**Figure record listings:**
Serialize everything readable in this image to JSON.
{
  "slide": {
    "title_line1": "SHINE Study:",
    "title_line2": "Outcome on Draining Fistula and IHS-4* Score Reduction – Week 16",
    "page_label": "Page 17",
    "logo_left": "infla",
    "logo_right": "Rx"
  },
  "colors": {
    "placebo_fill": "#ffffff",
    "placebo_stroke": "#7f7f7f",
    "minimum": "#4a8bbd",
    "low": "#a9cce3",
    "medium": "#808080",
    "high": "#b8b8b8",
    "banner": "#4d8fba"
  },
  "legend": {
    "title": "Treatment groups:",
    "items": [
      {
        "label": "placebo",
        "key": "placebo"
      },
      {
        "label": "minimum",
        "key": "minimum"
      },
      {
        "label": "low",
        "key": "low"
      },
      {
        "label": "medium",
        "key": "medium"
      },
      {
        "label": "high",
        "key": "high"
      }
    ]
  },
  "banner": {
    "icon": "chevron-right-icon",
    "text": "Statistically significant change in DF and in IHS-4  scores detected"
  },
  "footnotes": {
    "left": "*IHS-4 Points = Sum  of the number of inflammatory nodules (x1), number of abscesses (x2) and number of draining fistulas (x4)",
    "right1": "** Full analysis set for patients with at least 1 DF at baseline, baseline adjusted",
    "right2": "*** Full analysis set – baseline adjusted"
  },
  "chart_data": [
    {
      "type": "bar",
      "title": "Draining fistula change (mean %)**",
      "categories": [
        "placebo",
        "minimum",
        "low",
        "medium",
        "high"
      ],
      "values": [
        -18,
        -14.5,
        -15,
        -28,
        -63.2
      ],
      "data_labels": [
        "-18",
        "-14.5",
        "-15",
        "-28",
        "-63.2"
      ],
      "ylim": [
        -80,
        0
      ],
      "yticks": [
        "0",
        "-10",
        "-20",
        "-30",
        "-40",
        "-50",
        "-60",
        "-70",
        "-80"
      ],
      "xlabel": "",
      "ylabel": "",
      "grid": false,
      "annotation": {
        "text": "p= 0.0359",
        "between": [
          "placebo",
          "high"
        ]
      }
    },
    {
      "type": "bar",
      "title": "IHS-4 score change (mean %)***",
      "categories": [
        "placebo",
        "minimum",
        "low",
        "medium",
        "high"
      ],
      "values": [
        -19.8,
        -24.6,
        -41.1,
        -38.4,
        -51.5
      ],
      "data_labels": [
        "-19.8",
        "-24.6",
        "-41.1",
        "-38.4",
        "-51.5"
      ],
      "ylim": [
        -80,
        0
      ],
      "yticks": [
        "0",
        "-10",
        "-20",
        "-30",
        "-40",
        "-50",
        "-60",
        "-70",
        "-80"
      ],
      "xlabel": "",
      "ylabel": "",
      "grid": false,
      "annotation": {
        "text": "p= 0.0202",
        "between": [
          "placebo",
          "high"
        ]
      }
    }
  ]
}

**THE PROBLEM:** Copy the entries exactly as they appear.

**ANSWER SECTION:**
Serialize everything readable in this image to JSON.
{
  "slide": {
    "title_line1": "SHINE Study:",
    "title_line2": "Outcome on Draining Fistula and IHS-4* Score Reduction – Week 16",
    "page_label": "Page 17",
    "logo_left": "infla",
    "logo_right": "Rx"
  },
  "colors": {
    "placebo_fill": "#ffffff",
    "placebo_stroke": "#7f7f7f",
    "minimum": "#4a8bbd",
    "low": "#a9cce3",
    "medium": "#808080",
    "high": "#b8b8b8",
    "banner": "#4d8fba"
  },
  "legend": {
    "title": "Treatment groups:",
    "items": [
      {
        "label": "placebo",
        "key": "placebo"
      },
      {
        "label": "minimum",
        "key": "minimum"
      },
      {
        "label": "low",
        "key": "low"
      },
      {
        "label": "medium",
        "key": "medium"
      },
      {
        "label": "high",
        "key": "high"
      }
    ]
  },
  "banner": {
    "icon": "chevron-right-icon",
    "text": "Statistically significant change in DF and in IHS-4  scores detected"
  },
  "footnotes": {
    "left": "*IHS-4 Points = Sum  of the number of inflammatory nodules (x1), number of abscesses (x2) and number of draining fistulas (x4)",
    "right1": "** Full analysis set for patients with at least 1 DF at baseline, baseline adjusted",
    "right2": "*** Full analysis set – baseline adjusted"
  },
  "chart_data": [
    {
      "type": "bar",
      "title": "Draining fistula change (mean %)**",
      "categories": [
        "placebo",
        "minimum",
        "low",
        "medium",
        "high"
      ],
      "values": [
        -18,
        -14.5,
        -15,
        -28,
        -63.2
      ],
      "data_labels": [
        "-18",
        "-14.5",
        "-15",
        "-28",
        "-63.2"
      ],
      "ylim": [
        -80,
        0
      ],
      "yticks": [
        "0",
        "-10",
        "-20",
        "-30",
        "-40",
        "-50",
        "-60",
        "-70",
        "-80"
      ],
      "xlabel": "",
      "ylabel": "",
      "grid": false,
      "annotation": {
        "text": "p= 0.0359",
        "between": [
          "placebo",
          "high"
        ]
      }
    },
    {
      "type": "bar",
      "title": "IHS-4 score change (mean %)***",
      "categories": [
        "placebo",
        "minimum",
        "low",
        "medium",
        "high"
      ],
      "values": [
        -19.8,
        -24.6,
        -41.1,
        -38.4,
        -51.5
      ],
      "data_labels": [
        "-19.8",
        "-24.6",
        "-41.1",
        "-38.4",
        "-51.5"
      ],
      "ylim": [
        -80,
        0
      ],
      "yticks": [
        "0",
        "-10",
        "-20",
        "-30",
        "-40",
        "-50",
        "-60",
        "-70",
        "-80"
      ],
      "xlabel": "",
      "ylabel": "",
      "grid": false,
      "annotation": {
        "text": "p= 0.0202",
        "between": [
          "placebo",
          "high"
        ]
      }
    }
  ]
}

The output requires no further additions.